• _To be done_
Quote the data below in full, please, without altering anything.

• _Input data_
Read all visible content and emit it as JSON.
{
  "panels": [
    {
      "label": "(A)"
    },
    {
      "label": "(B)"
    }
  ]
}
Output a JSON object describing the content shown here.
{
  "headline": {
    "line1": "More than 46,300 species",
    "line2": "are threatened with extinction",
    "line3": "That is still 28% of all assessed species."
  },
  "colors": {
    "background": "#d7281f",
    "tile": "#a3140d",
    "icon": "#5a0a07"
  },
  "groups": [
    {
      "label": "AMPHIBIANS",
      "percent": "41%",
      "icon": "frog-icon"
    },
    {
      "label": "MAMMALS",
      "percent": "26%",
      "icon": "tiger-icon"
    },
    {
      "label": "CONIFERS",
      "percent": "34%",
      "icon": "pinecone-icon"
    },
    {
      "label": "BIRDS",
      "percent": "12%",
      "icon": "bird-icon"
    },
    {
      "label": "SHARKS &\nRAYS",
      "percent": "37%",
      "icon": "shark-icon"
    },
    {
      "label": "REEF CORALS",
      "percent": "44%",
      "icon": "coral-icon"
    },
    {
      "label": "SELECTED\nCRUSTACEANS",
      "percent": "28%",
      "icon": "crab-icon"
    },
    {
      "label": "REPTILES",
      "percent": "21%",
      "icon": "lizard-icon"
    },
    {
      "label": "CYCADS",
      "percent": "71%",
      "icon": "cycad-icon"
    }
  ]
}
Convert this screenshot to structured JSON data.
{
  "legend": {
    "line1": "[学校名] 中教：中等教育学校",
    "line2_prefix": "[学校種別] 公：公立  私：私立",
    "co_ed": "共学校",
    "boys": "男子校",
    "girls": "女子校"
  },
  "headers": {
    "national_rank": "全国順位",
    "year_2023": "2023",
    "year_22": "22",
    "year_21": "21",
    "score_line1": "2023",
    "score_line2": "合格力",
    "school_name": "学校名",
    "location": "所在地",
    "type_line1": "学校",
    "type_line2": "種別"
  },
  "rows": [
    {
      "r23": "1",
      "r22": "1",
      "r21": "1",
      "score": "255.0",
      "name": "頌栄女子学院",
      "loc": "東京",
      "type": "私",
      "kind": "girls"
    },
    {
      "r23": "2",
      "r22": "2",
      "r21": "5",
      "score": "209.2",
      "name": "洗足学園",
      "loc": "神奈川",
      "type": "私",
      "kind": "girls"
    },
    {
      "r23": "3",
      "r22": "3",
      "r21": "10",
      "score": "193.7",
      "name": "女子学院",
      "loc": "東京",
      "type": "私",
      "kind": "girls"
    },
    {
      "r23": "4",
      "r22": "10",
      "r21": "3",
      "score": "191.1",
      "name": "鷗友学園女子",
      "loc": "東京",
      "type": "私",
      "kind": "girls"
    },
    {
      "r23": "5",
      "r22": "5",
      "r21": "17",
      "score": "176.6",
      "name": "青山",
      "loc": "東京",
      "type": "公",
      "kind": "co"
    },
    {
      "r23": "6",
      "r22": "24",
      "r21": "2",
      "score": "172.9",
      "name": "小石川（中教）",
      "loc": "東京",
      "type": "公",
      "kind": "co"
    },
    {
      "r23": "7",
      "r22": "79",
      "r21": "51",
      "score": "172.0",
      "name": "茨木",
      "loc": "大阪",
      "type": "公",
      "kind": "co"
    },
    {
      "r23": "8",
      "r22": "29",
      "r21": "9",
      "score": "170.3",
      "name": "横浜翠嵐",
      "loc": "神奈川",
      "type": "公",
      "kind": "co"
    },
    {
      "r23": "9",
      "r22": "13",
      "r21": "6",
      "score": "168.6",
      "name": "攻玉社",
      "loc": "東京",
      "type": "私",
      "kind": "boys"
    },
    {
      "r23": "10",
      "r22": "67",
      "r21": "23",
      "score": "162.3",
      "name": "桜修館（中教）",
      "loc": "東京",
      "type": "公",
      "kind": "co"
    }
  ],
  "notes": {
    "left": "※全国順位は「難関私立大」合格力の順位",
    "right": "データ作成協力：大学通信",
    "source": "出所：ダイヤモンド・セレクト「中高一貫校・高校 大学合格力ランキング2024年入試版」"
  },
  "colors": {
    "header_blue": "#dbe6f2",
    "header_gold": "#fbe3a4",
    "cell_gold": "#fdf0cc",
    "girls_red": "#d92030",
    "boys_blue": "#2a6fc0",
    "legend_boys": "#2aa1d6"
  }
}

• _Exercise result_
Read all visible content and emit it as JSON.
{
  "panels": [
    {
      "label": "(A)"
    },
    {
      "label": "(B)"
    }
  ]
}
Output a JSON object describing the content shown here.
{
  "headline": {
    "line1": "More than 46,300 species",
    "line2": "are threatened with extinction",
    "line3": "That is still 28% of all assessed species."
  },
  "colors": {
    "background": "#d7281f",
    "tile": "#a3140d",
    "icon": "#5a0a07"
  },
  "groups": [
    {
      "label": "AMPHIBIANS",
      "percent": "41%",
      "icon": "frog-icon"
    },
    {
      "label": "MAMMALS",
      "percent": "26%",
      "icon": "tiger-icon"
    },
    {
      "label": "CONIFERS",
      "percent": "34%",
      "icon": "pinecone-icon"
    },
    {
      "label": "BIRDS",
      "percent": "12%",
      "icon": "bird-icon"
    },
    {
      "label": "SHARKS &\nRAYS",
      "percent": "37%",
      "icon": "shark-icon"
    },
    {
      "label": "REEF CORALS",
      "percent": "44%",
      "icon": "coral-icon"
    },
    {
      "label": "SELECTED\nCRUSTACEANS",
      "percent": "28%",
      "icon": "crab-icon"
    },
    {
      "label": "REPTILES",
      "percent": "21%",
      "icon": "lizard-icon"
    },
    {
      "label": "CYCADS",
      "percent": "71%",
      "icon": "cycad-icon"
    }
  ]
}
Convert this screenshot to structured JSON data.
{
  "legend": {
    "line1": "[学校名] 中教：中等教育学校",
    "line2_prefix": "[学校種別] 公：公立  私：私立",
    "co_ed": "共学校",
    "boys": "男子校",
    "girls": "女子校"
  },
  "headers": {
    "national_rank": "全国順位",
    "year_2023": "2023",
    "year_22": "22",
    "year_21": "21",
    "score_line1": "2023",
    "score_line2": "合格力",
    "school_name": "学校名",
    "location": "所在地",
    "type_line1": "学校",
    "type_line2": "種別"
  },
  "rows": [
    {
      "r23": "1",
      "r22": "1",
      "r21": "1",
      "score": "255.0",
      "name": "頌栄女子学院",
      "loc": "東京",
      "type": "私",
      "kind": "girls"
    },
    {
      "r23": "2",
      "r22": "2",
      "r21": "5",
      "score": "209.2",
      "name": "洗足学園",
      "loc": "神奈川",
      "type": "私",
      "kind": "girls"
    },
    {
      "r23": "3",
      "r22": "3",
      "r21": "10",
      "score": "193.7",
      "name": "女子学院",
      "loc": "東京",
      "type": "私",
      "kind": "girls"
    },
    {
      "r23": "4",
      "r22": "10",
      "r21": "3",
      "score": "191.1",
      "name": "鷗友学園女子",
      "loc": "東京",
      "type": "私",
      "kind": "girls"
    },
    {
      "r23": "5",
      "r22": "5",
      "r21": "17",
      "score": "176.6",
      "name": "青山",
      "loc": "東京",
      "type": "公",
      "kind": "co"
    },
    {
      "r23": "6",
      "r22": "24",
      "r21": "2",
      "score": "172.9",
      "name": "小石川（中教）",
      "loc": "東京",
      "type": "公",
      "kind": "co"
    },
    {
      "r23": "7",
      "r22": "79",
      "r21": "51",
      "score": "172.0",
      "name": "茨木",
      "loc": "大阪",
      "type": "公",
      "kind": "co"
    },
    {
      "r23": "8",
      "r22": "29",
      "r21": "9",
      "score": "170.3",
      "name": "横浜翠嵐",
      "loc": "神奈川",
      "type": "公",
      "kind": "co"
    },
    {
      "r23": "9",
      "r22": "13",
      "r21": "6",
      "score": "168.6",
      "name": "攻玉社",
      "loc": "東京",
      "type": "私",
      "kind": "boys"
    },
    {
      "r23": "10",
      "r22": "67",
      "r21": "23",
      "score": "162.3",
      "name": "桜修館（中教）",
      "loc": "東京",
      "type": "公",
      "kind": "co"
    }
  ],
  "notes": {
    "left": "※全国順位は「難関私立大」合格力の順位",
    "right": "データ作成協力：大学通信",
    "source": "出所：ダイヤモンド・セレクト「中高一貫校・高校 大学合格力ランキング2024年入試版」"
  },
  "colors": {
    "header_blue": "#dbe6f2",
    "header_gold": "#fbe3a4",
    "cell_gold": "#fdf0cc",
    "girls_red": "#d92030",
    "boys_blue": "#2a6fc0",
    "legend_boys": "#2aa1d6"
  }
}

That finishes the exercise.